**WHAT YOU NEED TO DO**
Using the data beneath, show every line that includes the word "from".
::: DATA FOR PROCESSING
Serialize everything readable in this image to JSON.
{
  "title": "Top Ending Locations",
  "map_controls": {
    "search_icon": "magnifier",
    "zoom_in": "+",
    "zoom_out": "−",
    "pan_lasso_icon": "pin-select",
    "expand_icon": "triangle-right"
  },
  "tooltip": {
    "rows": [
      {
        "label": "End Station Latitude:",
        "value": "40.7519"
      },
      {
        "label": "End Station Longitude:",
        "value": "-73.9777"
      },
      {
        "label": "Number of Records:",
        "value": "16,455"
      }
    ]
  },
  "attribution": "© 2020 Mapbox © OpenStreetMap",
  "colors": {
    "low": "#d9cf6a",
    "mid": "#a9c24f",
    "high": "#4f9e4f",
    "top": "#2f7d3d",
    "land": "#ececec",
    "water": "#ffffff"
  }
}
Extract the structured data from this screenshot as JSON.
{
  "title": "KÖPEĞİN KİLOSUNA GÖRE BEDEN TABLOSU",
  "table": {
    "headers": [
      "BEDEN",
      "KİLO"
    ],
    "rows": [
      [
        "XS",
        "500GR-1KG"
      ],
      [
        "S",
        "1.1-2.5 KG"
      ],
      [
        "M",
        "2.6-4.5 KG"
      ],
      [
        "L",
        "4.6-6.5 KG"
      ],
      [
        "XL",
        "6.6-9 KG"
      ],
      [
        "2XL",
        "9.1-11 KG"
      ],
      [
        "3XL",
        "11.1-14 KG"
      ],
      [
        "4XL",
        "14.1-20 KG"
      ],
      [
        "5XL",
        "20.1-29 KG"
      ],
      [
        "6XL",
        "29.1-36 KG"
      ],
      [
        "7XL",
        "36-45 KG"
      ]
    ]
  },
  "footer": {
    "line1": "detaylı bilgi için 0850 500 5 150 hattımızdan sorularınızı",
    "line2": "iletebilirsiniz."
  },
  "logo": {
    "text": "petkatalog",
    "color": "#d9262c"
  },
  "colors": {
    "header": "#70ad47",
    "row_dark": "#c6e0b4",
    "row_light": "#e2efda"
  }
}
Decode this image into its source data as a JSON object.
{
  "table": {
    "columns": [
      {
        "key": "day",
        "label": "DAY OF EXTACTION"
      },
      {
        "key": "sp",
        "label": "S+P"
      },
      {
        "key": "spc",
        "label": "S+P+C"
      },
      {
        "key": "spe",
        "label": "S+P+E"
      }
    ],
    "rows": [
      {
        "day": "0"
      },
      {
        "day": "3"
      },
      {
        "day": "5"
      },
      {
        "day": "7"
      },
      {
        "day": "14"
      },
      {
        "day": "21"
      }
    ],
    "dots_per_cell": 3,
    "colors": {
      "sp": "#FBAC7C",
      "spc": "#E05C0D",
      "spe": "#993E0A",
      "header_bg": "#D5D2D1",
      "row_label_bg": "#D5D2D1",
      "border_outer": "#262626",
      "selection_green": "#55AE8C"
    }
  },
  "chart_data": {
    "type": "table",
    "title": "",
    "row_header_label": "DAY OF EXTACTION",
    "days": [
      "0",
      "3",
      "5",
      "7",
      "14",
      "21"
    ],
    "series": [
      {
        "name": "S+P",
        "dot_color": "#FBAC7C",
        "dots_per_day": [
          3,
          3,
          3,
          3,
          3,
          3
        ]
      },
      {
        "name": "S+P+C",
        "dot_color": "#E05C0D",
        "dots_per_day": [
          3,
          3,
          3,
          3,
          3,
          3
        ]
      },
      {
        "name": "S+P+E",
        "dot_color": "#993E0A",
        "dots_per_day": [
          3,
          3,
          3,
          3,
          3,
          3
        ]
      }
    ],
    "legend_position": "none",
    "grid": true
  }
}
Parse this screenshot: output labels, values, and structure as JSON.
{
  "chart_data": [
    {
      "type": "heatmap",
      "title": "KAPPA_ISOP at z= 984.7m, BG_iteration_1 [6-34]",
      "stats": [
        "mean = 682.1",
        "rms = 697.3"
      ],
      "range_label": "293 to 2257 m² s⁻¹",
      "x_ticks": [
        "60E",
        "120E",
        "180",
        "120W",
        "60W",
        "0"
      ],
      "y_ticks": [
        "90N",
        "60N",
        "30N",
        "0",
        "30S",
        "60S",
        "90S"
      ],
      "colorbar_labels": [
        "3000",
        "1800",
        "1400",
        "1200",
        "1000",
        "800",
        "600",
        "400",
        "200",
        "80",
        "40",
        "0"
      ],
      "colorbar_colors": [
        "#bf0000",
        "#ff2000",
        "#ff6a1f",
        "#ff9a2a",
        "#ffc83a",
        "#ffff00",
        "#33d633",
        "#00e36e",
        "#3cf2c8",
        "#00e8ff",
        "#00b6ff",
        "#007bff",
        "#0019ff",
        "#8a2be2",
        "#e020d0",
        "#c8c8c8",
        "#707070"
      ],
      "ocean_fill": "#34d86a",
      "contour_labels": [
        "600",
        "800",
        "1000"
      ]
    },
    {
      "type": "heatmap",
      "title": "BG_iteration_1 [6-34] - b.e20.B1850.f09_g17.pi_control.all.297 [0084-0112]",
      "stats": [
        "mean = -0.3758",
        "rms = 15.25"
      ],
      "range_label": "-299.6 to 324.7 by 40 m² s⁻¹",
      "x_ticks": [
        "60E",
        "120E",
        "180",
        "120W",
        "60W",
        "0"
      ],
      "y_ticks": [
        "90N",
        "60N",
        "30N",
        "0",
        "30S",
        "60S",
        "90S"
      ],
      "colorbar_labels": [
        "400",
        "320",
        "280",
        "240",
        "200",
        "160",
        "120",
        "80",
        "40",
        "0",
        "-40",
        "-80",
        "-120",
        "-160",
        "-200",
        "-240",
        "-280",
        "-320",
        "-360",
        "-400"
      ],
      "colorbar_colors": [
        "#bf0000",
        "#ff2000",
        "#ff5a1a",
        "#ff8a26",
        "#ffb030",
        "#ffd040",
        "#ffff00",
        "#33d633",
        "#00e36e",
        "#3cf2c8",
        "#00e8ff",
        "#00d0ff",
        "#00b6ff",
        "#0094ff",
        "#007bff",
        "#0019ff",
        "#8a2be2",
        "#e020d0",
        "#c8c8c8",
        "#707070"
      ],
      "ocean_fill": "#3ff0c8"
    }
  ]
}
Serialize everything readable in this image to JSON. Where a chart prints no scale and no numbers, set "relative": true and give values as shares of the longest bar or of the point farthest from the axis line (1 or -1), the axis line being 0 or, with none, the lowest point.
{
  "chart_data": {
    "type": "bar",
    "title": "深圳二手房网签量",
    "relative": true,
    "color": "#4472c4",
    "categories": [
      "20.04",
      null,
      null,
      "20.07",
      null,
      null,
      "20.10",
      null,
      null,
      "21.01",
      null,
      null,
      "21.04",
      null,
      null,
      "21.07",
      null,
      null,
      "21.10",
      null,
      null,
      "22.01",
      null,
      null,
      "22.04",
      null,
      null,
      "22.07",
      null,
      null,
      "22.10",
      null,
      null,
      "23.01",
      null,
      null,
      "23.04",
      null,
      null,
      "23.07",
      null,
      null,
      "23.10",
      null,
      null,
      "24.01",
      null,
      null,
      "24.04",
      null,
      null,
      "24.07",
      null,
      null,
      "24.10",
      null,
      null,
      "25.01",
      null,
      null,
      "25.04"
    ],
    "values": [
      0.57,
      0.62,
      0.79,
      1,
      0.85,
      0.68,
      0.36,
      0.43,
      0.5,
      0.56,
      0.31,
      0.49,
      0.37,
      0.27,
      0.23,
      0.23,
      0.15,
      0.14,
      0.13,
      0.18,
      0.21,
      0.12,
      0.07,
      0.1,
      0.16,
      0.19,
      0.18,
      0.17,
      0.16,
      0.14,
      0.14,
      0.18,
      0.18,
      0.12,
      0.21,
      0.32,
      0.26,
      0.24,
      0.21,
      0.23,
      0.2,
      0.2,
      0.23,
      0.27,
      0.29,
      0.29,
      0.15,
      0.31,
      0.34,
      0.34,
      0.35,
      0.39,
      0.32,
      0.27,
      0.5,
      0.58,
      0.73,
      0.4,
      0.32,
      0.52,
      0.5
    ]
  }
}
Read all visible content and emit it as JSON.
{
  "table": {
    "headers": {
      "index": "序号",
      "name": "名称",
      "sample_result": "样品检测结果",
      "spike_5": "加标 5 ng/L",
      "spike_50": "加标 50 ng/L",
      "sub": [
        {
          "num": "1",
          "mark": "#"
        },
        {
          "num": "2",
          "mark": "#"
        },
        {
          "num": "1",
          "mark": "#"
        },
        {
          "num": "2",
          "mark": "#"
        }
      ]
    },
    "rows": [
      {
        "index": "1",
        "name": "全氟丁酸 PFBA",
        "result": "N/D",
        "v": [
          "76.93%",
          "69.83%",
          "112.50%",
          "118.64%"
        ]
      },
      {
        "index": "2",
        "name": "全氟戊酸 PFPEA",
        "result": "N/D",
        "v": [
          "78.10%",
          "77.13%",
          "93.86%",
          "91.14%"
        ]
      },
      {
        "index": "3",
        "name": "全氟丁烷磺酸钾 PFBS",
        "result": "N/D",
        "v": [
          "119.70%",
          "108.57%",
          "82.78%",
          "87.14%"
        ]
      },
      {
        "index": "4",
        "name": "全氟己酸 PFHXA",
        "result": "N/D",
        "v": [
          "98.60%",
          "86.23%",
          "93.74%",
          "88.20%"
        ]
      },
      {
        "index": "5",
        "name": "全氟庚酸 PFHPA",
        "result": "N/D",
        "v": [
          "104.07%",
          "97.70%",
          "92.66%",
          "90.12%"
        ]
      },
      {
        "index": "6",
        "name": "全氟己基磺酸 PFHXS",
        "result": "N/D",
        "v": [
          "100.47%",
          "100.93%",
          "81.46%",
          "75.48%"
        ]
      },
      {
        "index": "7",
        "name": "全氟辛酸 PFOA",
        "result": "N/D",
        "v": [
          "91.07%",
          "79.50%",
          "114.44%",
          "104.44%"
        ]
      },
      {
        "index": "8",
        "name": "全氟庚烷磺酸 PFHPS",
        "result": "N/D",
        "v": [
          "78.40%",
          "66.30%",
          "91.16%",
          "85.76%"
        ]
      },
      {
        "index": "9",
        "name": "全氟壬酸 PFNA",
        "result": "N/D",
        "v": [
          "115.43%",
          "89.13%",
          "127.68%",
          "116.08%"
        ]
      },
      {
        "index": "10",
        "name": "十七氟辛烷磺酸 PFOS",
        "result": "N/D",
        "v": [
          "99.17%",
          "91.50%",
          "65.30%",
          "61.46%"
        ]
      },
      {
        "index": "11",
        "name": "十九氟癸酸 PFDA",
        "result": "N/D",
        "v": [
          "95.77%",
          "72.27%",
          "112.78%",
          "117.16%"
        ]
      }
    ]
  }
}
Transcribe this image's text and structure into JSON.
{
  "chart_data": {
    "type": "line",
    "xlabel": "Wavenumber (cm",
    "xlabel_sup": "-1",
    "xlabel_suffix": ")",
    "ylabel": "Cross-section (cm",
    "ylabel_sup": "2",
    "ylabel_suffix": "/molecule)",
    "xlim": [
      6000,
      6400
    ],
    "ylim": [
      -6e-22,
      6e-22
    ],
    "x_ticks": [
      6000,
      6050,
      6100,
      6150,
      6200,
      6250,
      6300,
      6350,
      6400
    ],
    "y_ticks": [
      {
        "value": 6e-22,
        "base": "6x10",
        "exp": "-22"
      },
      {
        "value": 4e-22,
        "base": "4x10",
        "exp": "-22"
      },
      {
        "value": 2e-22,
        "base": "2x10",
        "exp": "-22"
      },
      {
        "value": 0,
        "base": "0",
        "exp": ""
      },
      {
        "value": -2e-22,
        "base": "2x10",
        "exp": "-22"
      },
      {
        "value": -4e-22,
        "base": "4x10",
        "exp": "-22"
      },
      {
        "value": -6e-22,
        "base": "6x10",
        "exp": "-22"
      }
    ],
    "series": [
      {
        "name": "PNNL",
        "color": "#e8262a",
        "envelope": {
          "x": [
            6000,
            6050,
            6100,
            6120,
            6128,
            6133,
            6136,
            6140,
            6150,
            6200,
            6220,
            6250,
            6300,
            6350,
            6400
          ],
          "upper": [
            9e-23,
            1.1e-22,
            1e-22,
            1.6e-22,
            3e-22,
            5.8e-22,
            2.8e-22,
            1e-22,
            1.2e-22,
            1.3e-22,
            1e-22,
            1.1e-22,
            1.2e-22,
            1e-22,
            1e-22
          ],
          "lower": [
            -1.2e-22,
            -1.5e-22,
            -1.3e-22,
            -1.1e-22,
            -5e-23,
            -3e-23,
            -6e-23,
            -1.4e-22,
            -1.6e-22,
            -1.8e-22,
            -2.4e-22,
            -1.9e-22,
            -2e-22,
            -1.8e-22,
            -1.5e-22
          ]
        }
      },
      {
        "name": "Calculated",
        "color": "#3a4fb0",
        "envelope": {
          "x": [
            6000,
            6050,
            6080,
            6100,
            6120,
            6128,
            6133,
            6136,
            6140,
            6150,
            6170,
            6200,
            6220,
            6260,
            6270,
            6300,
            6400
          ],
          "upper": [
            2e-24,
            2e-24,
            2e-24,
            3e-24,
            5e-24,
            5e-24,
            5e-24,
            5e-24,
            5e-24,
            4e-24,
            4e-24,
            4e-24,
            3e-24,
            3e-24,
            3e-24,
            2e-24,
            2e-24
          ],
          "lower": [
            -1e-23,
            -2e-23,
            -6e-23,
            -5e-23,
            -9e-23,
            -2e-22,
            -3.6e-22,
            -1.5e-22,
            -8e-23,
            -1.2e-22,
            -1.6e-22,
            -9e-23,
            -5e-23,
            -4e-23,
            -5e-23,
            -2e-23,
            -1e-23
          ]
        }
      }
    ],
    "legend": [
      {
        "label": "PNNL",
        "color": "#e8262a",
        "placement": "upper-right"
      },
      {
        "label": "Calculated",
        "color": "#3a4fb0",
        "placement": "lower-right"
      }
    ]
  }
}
::::::
**TASK OUTPUT**
Extract the structured data from this screenshot as JSON.
Serialize everything readable in this image to JSON. Where a chart prints no scale and no numbers, set "relative": true and give values as shares of the longest bar or of the point farthest from the axis line (1 or -1), the axis line being 0 or, with none, the lowest point.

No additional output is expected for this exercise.